Aim of the exercise: Pull every line that includes the word "management" from the data.

===============

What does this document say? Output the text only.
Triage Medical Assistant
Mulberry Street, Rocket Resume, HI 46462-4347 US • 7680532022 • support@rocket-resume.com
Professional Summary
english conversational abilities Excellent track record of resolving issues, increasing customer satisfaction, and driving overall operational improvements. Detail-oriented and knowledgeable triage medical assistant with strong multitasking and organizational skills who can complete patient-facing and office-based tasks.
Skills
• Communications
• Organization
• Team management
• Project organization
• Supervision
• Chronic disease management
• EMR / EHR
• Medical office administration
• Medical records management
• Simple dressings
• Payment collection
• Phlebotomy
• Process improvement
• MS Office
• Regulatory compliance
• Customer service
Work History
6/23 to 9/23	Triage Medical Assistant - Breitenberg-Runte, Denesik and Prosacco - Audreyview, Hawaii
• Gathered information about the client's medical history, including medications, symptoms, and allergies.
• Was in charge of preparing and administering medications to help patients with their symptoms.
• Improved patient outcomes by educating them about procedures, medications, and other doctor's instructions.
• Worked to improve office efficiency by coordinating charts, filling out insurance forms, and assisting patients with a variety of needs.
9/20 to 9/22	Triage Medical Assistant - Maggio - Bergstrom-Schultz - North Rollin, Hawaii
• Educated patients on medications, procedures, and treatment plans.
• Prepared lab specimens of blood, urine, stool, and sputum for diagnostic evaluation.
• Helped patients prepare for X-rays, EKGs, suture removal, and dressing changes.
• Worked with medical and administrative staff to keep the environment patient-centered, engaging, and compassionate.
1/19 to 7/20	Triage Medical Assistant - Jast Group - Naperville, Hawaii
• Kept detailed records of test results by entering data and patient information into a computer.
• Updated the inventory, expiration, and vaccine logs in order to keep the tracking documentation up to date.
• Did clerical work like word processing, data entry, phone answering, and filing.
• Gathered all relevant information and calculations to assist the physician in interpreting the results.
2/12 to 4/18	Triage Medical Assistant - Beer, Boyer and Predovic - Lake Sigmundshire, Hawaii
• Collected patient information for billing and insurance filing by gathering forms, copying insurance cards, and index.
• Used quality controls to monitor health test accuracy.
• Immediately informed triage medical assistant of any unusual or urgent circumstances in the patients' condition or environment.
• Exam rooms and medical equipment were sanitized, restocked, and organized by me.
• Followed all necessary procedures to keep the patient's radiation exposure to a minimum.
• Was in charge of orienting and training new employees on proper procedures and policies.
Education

===============

Worked solution:
• Team management
• Chronic disease management
• Medical records management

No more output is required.